* [The task]
Gather all lines in the entries that include the word "vrátí".
++++ Stored data
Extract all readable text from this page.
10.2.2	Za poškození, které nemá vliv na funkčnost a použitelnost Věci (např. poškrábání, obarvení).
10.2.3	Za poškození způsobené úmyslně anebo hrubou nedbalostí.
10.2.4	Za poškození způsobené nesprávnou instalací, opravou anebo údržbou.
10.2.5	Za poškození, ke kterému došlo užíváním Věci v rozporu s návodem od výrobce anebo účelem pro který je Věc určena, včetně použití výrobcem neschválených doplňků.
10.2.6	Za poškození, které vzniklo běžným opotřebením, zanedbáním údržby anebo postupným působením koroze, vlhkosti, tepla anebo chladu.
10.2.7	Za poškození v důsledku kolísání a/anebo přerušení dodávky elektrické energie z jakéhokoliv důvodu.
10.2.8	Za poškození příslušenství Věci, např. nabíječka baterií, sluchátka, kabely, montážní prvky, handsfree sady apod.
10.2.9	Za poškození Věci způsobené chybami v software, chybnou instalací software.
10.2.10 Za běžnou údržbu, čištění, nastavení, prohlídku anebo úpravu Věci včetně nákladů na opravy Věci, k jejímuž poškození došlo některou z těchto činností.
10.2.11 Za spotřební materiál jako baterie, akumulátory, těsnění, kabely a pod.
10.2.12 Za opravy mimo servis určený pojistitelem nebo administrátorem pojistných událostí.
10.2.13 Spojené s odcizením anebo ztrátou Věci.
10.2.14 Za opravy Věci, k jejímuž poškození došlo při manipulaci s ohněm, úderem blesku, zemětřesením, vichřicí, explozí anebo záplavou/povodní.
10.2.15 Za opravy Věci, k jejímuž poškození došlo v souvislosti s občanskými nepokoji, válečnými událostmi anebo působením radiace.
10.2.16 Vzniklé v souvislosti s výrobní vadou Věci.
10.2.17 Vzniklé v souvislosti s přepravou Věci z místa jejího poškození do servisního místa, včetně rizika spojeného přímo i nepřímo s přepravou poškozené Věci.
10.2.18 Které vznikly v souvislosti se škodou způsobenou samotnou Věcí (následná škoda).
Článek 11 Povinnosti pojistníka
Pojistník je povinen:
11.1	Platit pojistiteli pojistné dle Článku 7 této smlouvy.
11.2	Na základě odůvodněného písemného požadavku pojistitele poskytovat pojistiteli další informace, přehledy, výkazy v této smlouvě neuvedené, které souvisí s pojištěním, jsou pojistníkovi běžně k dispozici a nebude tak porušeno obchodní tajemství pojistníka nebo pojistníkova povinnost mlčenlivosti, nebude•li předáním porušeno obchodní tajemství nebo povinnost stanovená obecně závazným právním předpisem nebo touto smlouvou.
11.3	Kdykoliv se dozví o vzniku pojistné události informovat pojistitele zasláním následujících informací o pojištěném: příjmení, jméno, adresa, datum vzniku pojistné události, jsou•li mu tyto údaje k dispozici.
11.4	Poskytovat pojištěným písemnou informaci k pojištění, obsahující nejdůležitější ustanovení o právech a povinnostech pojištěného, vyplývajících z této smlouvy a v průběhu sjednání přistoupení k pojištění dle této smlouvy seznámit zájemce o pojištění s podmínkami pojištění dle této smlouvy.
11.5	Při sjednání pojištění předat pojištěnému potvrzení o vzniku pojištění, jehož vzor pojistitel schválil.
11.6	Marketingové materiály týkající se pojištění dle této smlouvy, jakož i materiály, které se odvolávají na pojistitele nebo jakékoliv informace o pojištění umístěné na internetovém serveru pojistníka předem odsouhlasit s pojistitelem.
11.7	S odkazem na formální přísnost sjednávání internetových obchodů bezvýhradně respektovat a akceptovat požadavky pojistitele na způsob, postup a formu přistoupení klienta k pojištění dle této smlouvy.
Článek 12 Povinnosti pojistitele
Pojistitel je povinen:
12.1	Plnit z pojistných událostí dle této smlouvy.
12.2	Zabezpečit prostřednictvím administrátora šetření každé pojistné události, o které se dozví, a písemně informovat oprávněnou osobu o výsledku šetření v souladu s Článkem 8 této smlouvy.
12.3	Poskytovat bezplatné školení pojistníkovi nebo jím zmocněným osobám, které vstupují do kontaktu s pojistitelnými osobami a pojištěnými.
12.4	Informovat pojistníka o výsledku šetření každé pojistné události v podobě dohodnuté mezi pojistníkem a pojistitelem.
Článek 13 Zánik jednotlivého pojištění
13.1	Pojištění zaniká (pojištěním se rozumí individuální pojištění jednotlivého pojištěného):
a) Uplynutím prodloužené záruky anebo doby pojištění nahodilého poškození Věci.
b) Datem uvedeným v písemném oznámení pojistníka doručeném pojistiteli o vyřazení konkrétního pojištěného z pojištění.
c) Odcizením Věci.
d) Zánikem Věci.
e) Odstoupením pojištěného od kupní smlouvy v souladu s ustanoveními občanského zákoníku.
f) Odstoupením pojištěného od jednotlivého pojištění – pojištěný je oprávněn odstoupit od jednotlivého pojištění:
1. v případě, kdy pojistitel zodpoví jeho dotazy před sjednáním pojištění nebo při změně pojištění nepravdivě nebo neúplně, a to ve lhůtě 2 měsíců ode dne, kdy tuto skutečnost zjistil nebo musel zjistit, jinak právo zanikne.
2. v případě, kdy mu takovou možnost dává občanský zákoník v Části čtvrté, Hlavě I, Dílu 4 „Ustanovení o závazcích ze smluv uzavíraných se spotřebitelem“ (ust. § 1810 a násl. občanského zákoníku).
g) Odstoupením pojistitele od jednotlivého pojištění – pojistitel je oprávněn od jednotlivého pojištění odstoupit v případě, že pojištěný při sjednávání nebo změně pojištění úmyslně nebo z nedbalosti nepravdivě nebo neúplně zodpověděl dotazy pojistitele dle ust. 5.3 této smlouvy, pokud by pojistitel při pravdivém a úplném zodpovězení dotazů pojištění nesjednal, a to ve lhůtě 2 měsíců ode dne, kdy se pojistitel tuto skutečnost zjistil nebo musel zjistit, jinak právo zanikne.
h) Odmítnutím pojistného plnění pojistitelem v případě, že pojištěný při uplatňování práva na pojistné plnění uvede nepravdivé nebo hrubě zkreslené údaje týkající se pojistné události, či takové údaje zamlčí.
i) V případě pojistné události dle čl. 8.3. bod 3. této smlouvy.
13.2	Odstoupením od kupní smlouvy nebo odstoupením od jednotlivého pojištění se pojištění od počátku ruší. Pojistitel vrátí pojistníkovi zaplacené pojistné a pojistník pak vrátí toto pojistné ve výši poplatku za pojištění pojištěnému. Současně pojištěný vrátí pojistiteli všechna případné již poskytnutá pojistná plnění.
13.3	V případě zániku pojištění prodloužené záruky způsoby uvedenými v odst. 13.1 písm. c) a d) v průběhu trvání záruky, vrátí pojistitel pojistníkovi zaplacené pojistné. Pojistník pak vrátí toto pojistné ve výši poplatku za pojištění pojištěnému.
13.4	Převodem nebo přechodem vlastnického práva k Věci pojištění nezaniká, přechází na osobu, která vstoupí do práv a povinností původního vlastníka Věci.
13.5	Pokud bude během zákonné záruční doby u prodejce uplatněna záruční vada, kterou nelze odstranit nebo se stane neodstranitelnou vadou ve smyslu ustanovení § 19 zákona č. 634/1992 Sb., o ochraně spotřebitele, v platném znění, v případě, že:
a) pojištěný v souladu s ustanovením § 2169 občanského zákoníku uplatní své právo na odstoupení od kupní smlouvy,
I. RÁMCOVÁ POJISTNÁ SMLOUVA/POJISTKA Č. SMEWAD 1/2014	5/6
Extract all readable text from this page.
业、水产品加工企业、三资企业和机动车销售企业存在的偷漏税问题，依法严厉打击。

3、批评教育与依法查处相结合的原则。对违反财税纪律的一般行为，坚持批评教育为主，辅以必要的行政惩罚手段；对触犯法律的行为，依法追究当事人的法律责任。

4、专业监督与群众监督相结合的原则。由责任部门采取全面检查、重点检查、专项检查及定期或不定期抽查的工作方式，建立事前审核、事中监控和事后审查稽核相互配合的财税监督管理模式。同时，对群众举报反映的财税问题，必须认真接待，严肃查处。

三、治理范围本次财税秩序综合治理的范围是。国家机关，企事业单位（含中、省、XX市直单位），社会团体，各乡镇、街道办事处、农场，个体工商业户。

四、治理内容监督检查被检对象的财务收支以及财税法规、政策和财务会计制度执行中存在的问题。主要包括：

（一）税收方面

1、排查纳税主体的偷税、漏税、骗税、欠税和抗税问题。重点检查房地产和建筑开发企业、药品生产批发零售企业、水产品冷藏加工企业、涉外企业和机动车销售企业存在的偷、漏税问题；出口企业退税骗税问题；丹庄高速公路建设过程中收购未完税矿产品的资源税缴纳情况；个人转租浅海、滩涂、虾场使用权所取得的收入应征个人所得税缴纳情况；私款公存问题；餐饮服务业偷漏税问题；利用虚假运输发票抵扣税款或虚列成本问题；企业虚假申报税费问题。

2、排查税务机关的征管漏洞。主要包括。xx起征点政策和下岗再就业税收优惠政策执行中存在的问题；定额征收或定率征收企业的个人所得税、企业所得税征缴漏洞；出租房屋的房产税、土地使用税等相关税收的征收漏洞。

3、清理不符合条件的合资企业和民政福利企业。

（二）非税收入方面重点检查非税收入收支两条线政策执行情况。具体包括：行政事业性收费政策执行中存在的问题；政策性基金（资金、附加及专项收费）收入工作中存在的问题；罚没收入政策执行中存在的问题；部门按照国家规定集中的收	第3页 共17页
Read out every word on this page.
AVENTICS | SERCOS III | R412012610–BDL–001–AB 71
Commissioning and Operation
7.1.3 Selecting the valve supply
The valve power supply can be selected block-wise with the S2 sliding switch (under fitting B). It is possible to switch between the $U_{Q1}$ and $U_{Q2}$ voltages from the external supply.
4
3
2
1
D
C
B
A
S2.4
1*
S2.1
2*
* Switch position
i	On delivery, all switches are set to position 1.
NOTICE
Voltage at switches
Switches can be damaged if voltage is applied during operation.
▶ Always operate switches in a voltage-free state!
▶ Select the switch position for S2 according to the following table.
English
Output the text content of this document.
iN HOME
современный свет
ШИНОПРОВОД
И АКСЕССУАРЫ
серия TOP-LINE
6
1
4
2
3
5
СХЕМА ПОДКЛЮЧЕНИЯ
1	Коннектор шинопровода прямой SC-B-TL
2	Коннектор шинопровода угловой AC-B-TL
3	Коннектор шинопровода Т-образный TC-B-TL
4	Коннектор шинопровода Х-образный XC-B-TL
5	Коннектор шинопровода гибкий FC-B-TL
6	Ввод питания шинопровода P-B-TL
++++++++
* [Final result]
13.2	Odstoupením od kupní smlouvy nebo odstoupením od jednotlivého pojištění se pojištění od počátku ruší. Pojistitel vrátí pojistníkovi zaplacené pojistné a pojistník pak vrátí toto pojistné ve výši poplatku za pojištění pojištěnému. Současně pojištěný vrátí pojistiteli všechna případné již poskytnutá pojistná plnění.
13.3	V případě zániku pojištění prodloužené záruky způsoby uvedenými v odst. 13.1 písm. c) a d) v průběhu trvání záruky, vrátí pojistitel pojistníkovi zaplacené pojistné. Pojistník pak vrátí toto pojistné ve výši poplatku za pojištění pojištěnému.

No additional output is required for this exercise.